Instruction: In two sentences, summarize the passage below about Shagaya.

Source passage:
Hajiya, as she is fondly
called, has impressively carved her path in the sixth-largest oil
producer’s oil and gas sector. As far back as the late 1980s, during the
Gen. Ibrahim Babangida-led military administration, she had steered her
oil and gas company through the highly connected and contested Nigerian
oil and gas sector to secure allocations for oil blocks. Thus began her
reign as an indigenous oil marketer.
Around 2005, she became the
managing director of Practoil Limited and, in 2011, she founded another
exploration company, Voyage Oil and Gas Limited.
Shagaya, who is
of Yoruba extraction, a tribe distinguished as party enthusiasts of the
over 200 tribes in Nigeria, often attends the biggest social events
dressed in “anko” with Nigeria’s first ladies — a local practice of
Nigerian women indicating bosom friendship by wearing the same
traditional attire especially to social functions.
The one-time
patron of the Fashion Designers Association of Nigeria (FADAN) is a
collector and retailer of the finest and most exquisite jewelleries from
different fashion capitals of the world. “I love fashion, artworks and
beautification endeavours,” she said.
The graceful billionaire is
not all about heavy-weight work. “I’m also a lover of sports, especially
Polo”, she said. She has consistently supported Polo tournaments in
Nigeria over the years.

Data excerpts:

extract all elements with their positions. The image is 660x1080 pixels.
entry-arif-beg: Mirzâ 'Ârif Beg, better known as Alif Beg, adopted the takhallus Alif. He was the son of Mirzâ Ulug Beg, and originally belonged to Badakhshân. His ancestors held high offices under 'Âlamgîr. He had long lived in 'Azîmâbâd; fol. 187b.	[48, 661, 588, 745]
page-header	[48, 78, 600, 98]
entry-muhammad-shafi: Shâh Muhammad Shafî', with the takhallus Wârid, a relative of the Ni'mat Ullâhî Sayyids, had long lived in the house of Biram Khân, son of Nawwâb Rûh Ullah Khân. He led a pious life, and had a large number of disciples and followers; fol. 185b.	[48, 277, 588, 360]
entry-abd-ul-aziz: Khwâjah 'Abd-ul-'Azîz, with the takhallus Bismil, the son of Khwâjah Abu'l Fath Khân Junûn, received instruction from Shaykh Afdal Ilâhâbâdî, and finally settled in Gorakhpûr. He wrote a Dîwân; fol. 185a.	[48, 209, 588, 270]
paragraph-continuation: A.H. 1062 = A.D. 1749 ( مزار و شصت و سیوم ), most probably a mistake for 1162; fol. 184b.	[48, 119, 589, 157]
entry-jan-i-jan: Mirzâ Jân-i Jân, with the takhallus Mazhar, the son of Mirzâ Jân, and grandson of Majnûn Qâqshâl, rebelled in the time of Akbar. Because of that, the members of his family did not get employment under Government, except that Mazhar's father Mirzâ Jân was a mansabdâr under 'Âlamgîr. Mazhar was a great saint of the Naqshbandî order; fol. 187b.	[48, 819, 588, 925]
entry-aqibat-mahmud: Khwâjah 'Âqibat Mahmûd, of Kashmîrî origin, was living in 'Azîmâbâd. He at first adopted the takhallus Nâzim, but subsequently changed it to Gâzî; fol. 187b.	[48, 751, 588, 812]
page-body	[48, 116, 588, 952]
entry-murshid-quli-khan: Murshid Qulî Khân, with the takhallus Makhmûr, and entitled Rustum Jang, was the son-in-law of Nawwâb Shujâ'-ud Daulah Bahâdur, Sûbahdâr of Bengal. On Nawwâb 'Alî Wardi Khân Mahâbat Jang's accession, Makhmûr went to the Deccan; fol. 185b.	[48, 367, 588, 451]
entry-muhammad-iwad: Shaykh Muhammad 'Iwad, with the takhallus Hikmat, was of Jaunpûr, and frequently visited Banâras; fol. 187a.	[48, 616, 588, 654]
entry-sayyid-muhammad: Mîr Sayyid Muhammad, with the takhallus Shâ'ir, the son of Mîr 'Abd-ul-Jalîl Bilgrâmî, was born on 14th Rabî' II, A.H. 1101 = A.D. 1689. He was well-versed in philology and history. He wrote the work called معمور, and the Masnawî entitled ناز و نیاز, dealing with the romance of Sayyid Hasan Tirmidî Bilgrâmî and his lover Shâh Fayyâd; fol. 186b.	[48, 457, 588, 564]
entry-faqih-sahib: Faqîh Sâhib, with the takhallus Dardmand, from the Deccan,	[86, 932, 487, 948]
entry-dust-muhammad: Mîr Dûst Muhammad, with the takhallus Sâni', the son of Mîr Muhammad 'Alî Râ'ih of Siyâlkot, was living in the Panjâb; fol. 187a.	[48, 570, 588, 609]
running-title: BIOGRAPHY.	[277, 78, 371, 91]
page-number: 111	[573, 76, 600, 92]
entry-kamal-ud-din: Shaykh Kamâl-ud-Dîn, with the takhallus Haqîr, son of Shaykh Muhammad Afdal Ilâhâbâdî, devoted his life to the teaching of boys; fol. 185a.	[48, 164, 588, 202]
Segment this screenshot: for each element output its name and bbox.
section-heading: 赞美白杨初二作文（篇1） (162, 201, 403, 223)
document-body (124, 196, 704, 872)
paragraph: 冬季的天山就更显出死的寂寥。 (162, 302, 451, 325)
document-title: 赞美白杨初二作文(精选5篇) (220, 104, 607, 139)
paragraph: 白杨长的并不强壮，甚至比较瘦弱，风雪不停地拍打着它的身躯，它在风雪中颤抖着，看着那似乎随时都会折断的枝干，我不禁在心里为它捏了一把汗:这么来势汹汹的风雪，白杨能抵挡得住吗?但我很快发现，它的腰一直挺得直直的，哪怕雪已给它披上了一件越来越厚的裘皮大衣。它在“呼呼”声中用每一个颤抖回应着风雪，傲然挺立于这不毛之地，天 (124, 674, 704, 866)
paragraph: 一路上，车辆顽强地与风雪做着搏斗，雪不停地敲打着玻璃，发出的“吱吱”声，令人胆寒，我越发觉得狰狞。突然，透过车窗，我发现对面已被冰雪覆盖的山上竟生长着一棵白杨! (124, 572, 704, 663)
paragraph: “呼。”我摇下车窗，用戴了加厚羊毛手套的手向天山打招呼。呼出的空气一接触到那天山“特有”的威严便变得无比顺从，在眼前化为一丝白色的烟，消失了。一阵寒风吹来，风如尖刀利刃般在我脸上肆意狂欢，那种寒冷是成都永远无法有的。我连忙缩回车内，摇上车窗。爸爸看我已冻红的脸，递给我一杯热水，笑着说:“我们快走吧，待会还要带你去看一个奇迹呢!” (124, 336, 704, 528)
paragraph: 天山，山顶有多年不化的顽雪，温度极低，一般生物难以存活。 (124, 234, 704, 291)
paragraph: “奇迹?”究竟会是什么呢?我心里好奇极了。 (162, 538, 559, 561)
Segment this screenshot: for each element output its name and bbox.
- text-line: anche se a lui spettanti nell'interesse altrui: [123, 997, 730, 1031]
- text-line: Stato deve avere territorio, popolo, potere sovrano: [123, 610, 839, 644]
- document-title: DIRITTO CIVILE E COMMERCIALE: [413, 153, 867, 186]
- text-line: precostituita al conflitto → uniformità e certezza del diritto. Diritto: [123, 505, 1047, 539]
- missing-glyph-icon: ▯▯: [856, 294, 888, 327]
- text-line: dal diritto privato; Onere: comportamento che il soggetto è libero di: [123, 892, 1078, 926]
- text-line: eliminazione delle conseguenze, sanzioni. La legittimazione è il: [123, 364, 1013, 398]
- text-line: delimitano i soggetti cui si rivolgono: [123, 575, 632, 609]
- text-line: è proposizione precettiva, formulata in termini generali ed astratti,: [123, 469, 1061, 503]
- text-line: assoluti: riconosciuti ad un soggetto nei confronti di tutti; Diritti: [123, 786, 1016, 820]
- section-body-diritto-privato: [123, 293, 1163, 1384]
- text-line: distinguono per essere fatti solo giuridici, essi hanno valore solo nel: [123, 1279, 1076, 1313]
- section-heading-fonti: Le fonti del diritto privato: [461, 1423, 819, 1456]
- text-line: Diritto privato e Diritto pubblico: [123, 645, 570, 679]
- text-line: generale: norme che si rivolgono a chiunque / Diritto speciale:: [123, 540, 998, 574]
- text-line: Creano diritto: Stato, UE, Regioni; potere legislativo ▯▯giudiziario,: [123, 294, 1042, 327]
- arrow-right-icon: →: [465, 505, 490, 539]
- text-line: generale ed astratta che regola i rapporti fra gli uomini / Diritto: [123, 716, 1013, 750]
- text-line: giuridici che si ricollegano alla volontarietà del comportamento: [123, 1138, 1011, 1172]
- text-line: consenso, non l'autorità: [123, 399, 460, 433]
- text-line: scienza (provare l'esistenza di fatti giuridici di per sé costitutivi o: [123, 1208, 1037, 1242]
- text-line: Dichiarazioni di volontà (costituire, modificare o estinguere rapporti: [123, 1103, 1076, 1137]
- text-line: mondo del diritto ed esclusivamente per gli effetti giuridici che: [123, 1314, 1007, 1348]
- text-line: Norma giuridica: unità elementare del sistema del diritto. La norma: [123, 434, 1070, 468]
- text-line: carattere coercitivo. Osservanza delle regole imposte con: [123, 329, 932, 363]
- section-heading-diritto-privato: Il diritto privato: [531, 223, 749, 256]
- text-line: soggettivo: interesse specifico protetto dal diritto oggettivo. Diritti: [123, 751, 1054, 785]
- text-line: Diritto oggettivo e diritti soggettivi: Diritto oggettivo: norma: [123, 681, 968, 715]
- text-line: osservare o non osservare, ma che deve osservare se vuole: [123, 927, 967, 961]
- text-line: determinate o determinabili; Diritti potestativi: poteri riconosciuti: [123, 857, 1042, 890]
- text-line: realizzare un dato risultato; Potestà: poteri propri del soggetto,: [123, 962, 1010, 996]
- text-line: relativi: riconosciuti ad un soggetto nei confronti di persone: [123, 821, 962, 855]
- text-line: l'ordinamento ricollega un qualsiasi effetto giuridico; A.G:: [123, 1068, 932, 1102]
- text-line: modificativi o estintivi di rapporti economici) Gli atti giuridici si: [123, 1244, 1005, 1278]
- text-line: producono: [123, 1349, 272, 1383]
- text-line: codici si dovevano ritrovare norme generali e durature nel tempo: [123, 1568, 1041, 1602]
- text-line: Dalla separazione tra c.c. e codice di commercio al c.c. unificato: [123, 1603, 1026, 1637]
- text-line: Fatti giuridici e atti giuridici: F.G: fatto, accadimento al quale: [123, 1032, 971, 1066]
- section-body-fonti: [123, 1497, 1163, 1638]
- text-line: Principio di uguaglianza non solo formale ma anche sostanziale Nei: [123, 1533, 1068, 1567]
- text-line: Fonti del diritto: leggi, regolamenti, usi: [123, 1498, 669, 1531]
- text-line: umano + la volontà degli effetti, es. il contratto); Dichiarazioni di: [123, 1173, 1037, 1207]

Exercise solution: Shagaya, fondly called Hajiya, built a career in Nigeria's oil and gas sector: she secured oil block allocations in the late 1980s, became managing director of Practoil Limited around 2005, and founded Voyage Oil and Gas Limited in 2011. She is also a one-time patron of the Fashion Designers Association of Nigeria, a collector and retailer of fine jewelry, a frequent guest at major social events alongside Nigeria's first ladies, and a longtime supporter of Polo tournaments in Nigeria.